** Start **

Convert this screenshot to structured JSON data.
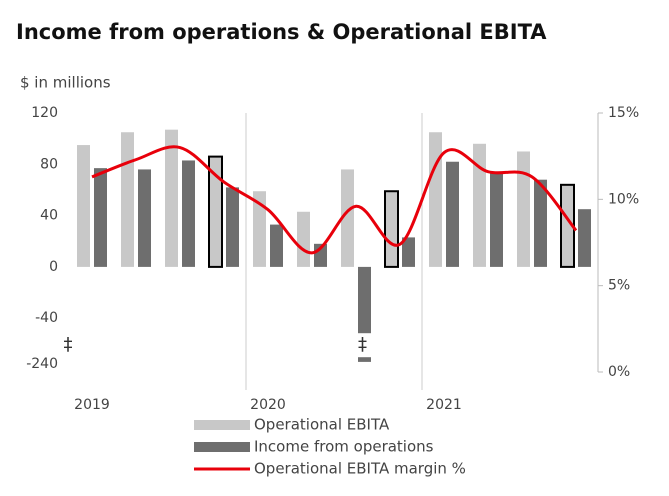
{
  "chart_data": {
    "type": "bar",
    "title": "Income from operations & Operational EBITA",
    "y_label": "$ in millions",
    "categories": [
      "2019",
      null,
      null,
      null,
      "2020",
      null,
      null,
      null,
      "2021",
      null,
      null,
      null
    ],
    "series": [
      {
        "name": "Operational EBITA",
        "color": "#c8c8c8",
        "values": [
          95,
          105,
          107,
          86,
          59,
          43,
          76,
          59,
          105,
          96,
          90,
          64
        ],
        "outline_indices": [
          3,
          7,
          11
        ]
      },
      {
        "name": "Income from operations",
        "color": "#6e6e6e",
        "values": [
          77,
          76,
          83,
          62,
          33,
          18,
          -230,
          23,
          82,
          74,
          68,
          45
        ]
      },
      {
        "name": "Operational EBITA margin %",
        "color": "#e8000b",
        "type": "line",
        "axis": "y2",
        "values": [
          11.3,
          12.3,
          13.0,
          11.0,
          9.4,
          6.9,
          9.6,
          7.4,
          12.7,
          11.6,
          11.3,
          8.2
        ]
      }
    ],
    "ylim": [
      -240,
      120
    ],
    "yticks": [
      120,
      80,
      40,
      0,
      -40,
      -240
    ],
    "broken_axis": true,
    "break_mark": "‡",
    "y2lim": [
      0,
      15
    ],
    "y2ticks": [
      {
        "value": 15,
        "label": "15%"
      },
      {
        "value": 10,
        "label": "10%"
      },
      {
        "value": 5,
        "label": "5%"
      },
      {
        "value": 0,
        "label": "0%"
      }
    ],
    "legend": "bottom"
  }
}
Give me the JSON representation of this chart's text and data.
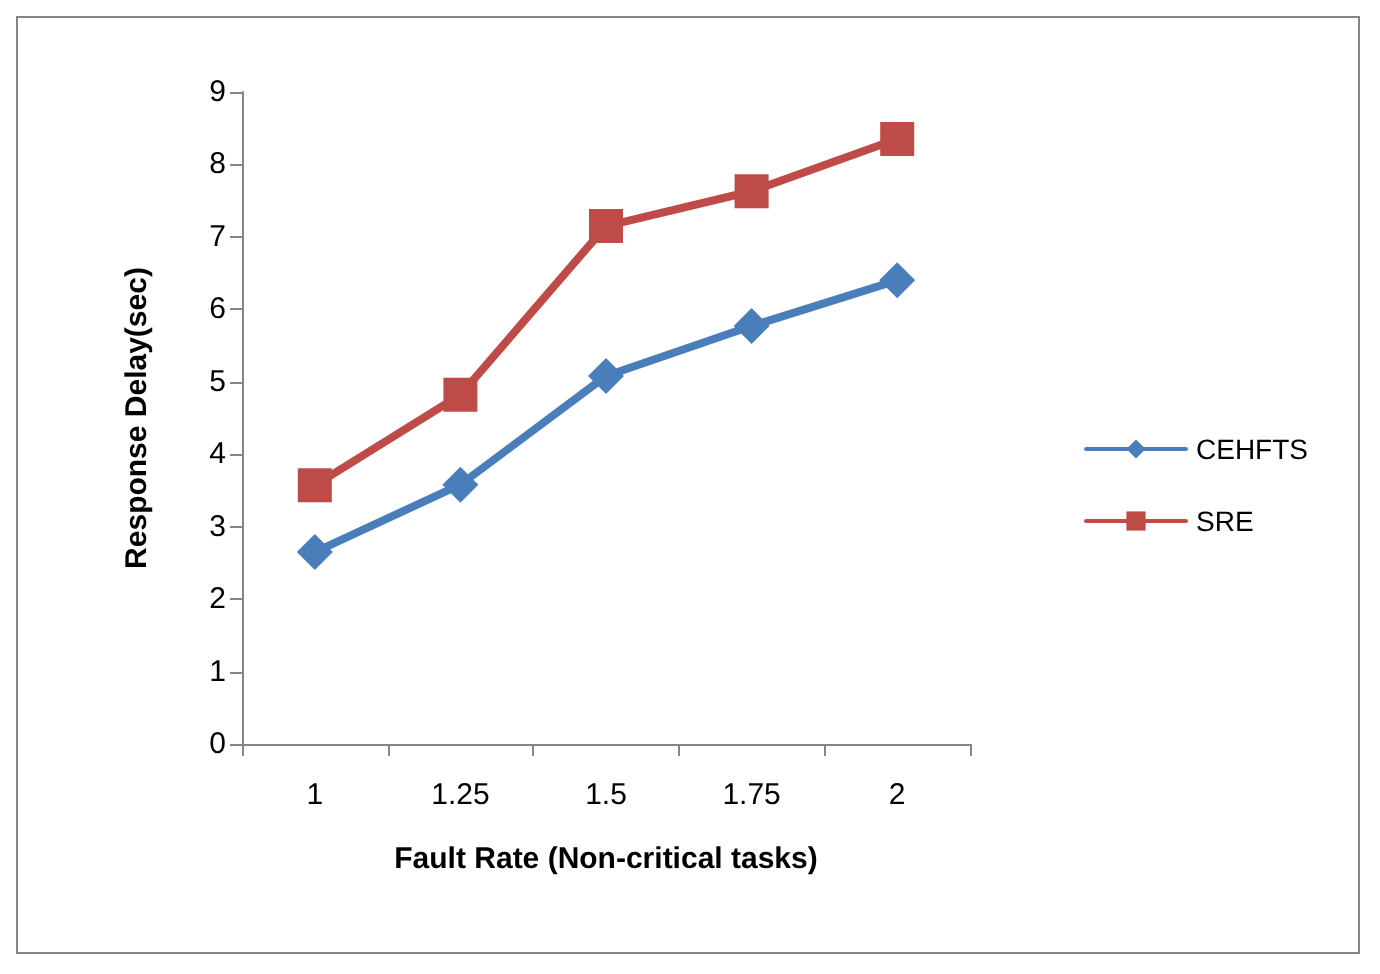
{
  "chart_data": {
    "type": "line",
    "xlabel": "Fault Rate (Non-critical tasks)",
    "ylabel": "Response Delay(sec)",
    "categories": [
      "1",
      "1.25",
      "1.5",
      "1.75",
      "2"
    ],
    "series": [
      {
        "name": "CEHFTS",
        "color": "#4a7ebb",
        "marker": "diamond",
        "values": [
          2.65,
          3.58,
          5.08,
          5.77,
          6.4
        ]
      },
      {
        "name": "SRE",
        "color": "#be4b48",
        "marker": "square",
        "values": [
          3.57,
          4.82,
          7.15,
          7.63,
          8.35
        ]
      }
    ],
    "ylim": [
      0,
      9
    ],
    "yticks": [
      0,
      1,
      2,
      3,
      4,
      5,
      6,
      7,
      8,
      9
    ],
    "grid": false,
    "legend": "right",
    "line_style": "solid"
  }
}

** End **

◆ What is required ◆
Write out, exactly, each line from the one containing "Give me the" down to the final line of the data above. Both of those lines count, and the pictures are left out.

◆ Task result ◆
Give me the JSON representation of this chart's text and data.
{
  "chart_data": {
    "type": "line",
    "xlabel": "Fault Rate (Non-critical tasks)",
    "ylabel": "Response Delay(sec)",
    "categories": [
      "1",
      "1.25",
      "1.5",
      "1.75",
      "2"
    ],
    "series": [
      {
        "name": "CEHFTS",
        "color": "#4a7ebb",
        "marker": "diamond",
        "values": [
          2.65,
          3.58,
          5.08,
          5.77,
          6.4
        ]
      },
      {
        "name": "SRE",
        "color": "#be4b48",
        "marker": "square",
        "values": [
          3.57,
          4.82,
          7.15,
          7.63,
          8.35
        ]
      }
    ],
    "ylim": [
      0,
      9
    ],
    "yticks": [
      0,
      1,
      2,
      3,
      4,
      5,
      6,
      7,
      8,
      9
    ],
    "grid": false,
    "legend": "right",
    "line_style": "solid"
  }
}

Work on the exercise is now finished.